Exercise instructions:
Make an exact copy of every entry.

START Information provided

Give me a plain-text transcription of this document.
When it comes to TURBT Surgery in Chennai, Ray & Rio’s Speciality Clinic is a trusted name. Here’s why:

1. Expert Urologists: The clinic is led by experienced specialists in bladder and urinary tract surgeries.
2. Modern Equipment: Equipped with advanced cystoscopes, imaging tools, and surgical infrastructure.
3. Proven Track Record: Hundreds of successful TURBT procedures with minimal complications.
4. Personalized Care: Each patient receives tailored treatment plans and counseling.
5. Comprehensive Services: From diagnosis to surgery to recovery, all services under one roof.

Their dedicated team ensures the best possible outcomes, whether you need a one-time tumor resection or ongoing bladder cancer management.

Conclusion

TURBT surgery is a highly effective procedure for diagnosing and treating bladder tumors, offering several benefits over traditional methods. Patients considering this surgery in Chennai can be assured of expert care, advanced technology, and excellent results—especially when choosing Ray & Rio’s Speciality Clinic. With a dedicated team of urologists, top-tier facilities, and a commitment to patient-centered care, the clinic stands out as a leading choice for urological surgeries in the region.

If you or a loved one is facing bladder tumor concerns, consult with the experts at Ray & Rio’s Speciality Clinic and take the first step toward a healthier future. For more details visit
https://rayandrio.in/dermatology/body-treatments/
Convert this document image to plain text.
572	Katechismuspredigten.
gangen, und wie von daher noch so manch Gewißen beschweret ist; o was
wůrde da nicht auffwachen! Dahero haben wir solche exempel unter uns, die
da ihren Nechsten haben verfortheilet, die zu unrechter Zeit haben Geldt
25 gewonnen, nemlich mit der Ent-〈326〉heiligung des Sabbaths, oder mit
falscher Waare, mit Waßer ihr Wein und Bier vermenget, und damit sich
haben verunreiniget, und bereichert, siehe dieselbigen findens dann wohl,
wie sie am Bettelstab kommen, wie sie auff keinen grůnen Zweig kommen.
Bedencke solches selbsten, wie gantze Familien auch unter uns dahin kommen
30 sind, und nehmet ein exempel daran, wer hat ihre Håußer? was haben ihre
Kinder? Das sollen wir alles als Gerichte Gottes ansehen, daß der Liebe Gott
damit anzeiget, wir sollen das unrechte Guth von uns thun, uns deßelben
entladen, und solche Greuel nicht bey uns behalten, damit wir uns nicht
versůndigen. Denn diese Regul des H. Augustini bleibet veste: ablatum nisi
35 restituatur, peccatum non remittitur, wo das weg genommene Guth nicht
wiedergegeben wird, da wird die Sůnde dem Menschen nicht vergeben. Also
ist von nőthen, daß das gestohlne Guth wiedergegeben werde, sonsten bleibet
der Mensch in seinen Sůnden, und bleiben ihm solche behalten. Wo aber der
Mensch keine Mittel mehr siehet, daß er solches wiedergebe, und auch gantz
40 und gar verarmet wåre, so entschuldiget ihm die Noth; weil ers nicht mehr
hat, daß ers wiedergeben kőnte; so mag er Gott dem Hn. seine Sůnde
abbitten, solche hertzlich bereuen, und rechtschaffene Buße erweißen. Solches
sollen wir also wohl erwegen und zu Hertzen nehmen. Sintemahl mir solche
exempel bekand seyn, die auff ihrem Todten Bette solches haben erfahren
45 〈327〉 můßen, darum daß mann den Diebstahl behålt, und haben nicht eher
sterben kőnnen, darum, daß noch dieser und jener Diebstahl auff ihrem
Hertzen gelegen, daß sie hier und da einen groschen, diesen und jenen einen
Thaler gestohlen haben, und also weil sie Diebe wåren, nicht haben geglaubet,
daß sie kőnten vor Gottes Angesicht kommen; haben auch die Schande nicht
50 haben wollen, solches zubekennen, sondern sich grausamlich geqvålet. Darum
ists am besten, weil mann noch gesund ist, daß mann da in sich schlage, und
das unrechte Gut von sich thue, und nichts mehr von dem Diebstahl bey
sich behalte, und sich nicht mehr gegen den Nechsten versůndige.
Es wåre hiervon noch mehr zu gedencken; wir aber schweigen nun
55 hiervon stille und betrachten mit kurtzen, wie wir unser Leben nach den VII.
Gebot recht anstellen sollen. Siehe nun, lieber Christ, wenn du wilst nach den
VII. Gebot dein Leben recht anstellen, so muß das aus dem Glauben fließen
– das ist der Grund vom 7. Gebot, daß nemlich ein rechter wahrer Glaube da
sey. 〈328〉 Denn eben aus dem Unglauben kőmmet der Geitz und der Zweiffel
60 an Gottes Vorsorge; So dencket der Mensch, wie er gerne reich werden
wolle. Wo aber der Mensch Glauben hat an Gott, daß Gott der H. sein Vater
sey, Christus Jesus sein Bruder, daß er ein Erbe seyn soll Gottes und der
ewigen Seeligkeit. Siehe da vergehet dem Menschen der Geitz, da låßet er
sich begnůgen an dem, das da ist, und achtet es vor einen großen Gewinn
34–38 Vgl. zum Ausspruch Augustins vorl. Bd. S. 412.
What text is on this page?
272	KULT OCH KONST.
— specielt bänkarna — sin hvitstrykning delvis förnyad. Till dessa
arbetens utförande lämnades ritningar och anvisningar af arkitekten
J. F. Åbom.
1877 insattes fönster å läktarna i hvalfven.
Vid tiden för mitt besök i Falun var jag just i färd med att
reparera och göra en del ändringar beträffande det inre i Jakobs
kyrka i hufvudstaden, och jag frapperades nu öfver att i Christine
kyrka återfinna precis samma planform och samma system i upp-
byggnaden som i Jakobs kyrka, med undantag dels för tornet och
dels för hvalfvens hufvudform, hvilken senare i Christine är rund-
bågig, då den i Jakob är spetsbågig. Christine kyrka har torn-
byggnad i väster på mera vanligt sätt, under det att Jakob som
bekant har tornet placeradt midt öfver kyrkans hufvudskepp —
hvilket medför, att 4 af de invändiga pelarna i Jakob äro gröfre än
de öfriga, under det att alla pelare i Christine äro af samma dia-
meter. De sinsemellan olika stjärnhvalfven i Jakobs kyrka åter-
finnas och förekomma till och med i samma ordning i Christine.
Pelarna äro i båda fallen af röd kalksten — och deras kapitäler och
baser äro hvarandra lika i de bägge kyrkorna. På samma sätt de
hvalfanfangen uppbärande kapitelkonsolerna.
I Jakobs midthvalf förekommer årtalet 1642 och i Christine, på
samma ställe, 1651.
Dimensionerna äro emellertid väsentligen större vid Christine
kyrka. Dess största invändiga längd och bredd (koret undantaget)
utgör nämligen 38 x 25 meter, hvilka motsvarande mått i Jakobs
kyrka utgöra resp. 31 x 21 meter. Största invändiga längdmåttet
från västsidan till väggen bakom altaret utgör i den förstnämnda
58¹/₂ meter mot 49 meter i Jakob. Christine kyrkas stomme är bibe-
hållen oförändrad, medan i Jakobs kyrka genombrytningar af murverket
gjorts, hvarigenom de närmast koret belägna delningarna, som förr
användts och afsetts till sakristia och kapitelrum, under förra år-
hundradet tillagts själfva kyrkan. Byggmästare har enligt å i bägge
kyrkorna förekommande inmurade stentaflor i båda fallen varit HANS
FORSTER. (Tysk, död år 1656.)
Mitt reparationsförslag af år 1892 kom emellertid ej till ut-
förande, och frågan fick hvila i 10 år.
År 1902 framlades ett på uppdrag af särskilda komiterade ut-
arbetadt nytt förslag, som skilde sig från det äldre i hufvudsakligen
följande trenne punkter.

END Information provided

Task response:
Give me a plain-text transcription of this document.
When it comes to TURBT Surgery in Chennai, Ray & Rio’s Speciality Clinic is a trusted name. Here’s why:

1. Expert Urologists: The clinic is led by experienced specialists in bladder and urinary tract surgeries.
2. Modern Equipment: Equipped with advanced cystoscopes, imaging tools, and surgical infrastructure.
3. Proven Track Record: Hundreds of successful TURBT procedures with minimal complications.
4. Personalized Care: Each patient receives tailored treatment plans and counseling.
5. Comprehensive Services: From diagnosis to surgery to recovery, all services under one roof.

Their dedicated team ensures the best possible outcomes, whether you need a one-time tumor resection or ongoing bladder cancer management.

Conclusion

TURBT surgery is a highly effective procedure for diagnosing and treating bladder tumors, offering several benefits over traditional methods. Patients considering this surgery in Chennai can be assured of expert care, advanced technology, and excellent results—especially when choosing Ray & Rio’s Speciality Clinic. With a dedicated team of urologists, top-tier facilities, and a commitment to patient-centered care, the clinic stands out as a leading choice for urological surgeries in the region.

If you or a loved one is facing bladder tumor concerns, consult with the experts at Ray & Rio’s Speciality Clinic and take the first step toward a healthier future. For more details visit
https://rayandrio.in/dermatology/body-treatments/
Convert this document image to plain text.
572	Katechismuspredigten.
gangen, und wie von daher noch so manch Gewißen beschweret ist; o was
wůrde da nicht auffwachen! Dahero haben wir solche exempel unter uns, die
da ihren Nechsten haben verfortheilet, die zu unrechter Zeit haben Geldt
25 gewonnen, nemlich mit der Ent-〈326〉heiligung des Sabbaths, oder mit
falscher Waare, mit Waßer ihr Wein und Bier vermenget, und damit sich
haben verunreiniget, und bereichert, siehe dieselbigen findens dann wohl,
wie sie am Bettelstab kommen, wie sie auff keinen grůnen Zweig kommen.
Bedencke solches selbsten, wie gantze Familien auch unter uns dahin kommen
30 sind, und nehmet ein exempel daran, wer hat ihre Håußer? was haben ihre
Kinder? Das sollen wir alles als Gerichte Gottes ansehen, daß der Liebe Gott
damit anzeiget, wir sollen das unrechte Guth von uns thun, uns deßelben
entladen, und solche Greuel nicht bey uns behalten, damit wir uns nicht
versůndigen. Denn diese Regul des H. Augustini bleibet veste: ablatum nisi
35 restituatur, peccatum non remittitur, wo das weg genommene Guth nicht
wiedergegeben wird, da wird die Sůnde dem Menschen nicht vergeben. Also
ist von nőthen, daß das gestohlne Guth wiedergegeben werde, sonsten bleibet
der Mensch in seinen Sůnden, und bleiben ihm solche behalten. Wo aber der
Mensch keine Mittel mehr siehet, daß er solches wiedergebe, und auch gantz
40 und gar verarmet wåre, so entschuldiget ihm die Noth; weil ers nicht mehr
hat, daß ers wiedergeben kőnte; so mag er Gott dem Hn. seine Sůnde
abbitten, solche hertzlich bereuen, und rechtschaffene Buße erweißen. Solches
sollen wir also wohl erwegen und zu Hertzen nehmen. Sintemahl mir solche
exempel bekand seyn, die auff ihrem Todten Bette solches haben erfahren
45 〈327〉 můßen, darum daß mann den Diebstahl behålt, und haben nicht eher
sterben kőnnen, darum, daß noch dieser und jener Diebstahl auff ihrem
Hertzen gelegen, daß sie hier und da einen groschen, diesen und jenen einen
Thaler gestohlen haben, und also weil sie Diebe wåren, nicht haben geglaubet,
daß sie kőnten vor Gottes Angesicht kommen; haben auch die Schande nicht
50 haben wollen, solches zubekennen, sondern sich grausamlich geqvålet. Darum
ists am besten, weil mann noch gesund ist, daß mann da in sich schlage, und
das unrechte Gut von sich thue, und nichts mehr von dem Diebstahl bey
sich behalte, und sich nicht mehr gegen den Nechsten versůndige.
Es wåre hiervon noch mehr zu gedencken; wir aber schweigen nun
55 hiervon stille und betrachten mit kurtzen, wie wir unser Leben nach den VII.
Gebot recht anstellen sollen. Siehe nun, lieber Christ, wenn du wilst nach den
VII. Gebot dein Leben recht anstellen, so muß das aus dem Glauben fließen
– das ist der Grund vom 7. Gebot, daß nemlich ein rechter wahrer Glaube da
sey. 〈328〉 Denn eben aus dem Unglauben kőmmet der Geitz und der Zweiffel
60 an Gottes Vorsorge; So dencket der Mensch, wie er gerne reich werden
wolle. Wo aber der Mensch Glauben hat an Gott, daß Gott der H. sein Vater
sey, Christus Jesus sein Bruder, daß er ein Erbe seyn soll Gottes und der
ewigen Seeligkeit. Siehe da vergehet dem Menschen der Geitz, da låßet er
sich begnůgen an dem, das da ist, und achtet es vor einen großen Gewinn
34–38 Vgl. zum Ausspruch Augustins vorl. Bd. S. 412.
What text is on this page?
272	KULT OCH KONST.
— specielt bänkarna — sin hvitstrykning delvis förnyad. Till dessa
arbetens utförande lämnades ritningar och anvisningar af arkitekten
J. F. Åbom.
1877 insattes fönster å läktarna i hvalfven.
Vid tiden för mitt besök i Falun var jag just i färd med att
reparera och göra en del ändringar beträffande det inre i Jakobs
kyrka i hufvudstaden, och jag frapperades nu öfver att i Christine
kyrka återfinna precis samma planform och samma system i upp-
byggnaden som i Jakobs kyrka, med undantag dels för tornet och
dels för hvalfvens hufvudform, hvilken senare i Christine är rund-
bågig, då den i Jakob är spetsbågig. Christine kyrka har torn-
byggnad i väster på mera vanligt sätt, under det att Jakob som
bekant har tornet placeradt midt öfver kyrkans hufvudskepp —
hvilket medför, att 4 af de invändiga pelarna i Jakob äro gröfre än
de öfriga, under det att alla pelare i Christine äro af samma dia-
meter. De sinsemellan olika stjärnhvalfven i Jakobs kyrka åter-
finnas och förekomma till och med i samma ordning i Christine.
Pelarna äro i båda fallen af röd kalksten — och deras kapitäler och
baser äro hvarandra lika i de bägge kyrkorna. På samma sätt de
hvalfanfangen uppbärande kapitelkonsolerna.
I Jakobs midthvalf förekommer årtalet 1642 och i Christine, på
samma ställe, 1651.
Dimensionerna äro emellertid väsentligen större vid Christine
kyrka. Dess största invändiga längd och bredd (koret undantaget)
utgör nämligen 38 x 25 meter, hvilka motsvarande mått i Jakobs
kyrka utgöra resp. 31 x 21 meter. Största invändiga längdmåttet
från västsidan till väggen bakom altaret utgör i den förstnämnda
58¹/₂ meter mot 49 meter i Jakob. Christine kyrkas stomme är bibe-
hållen oförändrad, medan i Jakobs kyrka genombrytningar af murverket
gjorts, hvarigenom de närmast koret belägna delningarna, som förr
användts och afsetts till sakristia och kapitelrum, under förra år-
hundradet tillagts själfva kyrkan. Byggmästare har enligt å i bägge
kyrkorna förekommande inmurade stentaflor i båda fallen varit HANS
FORSTER. (Tysk, död år 1656.)
Mitt reparationsförslag af år 1892 kom emellertid ej till ut-
förande, och frågan fick hvila i 10 år.
År 1902 framlades ett på uppdrag af särskilda komiterade ut-
arbetadt nytt förslag, som skilde sig från det äldre i hufvudsakligen
följande trenne punkter.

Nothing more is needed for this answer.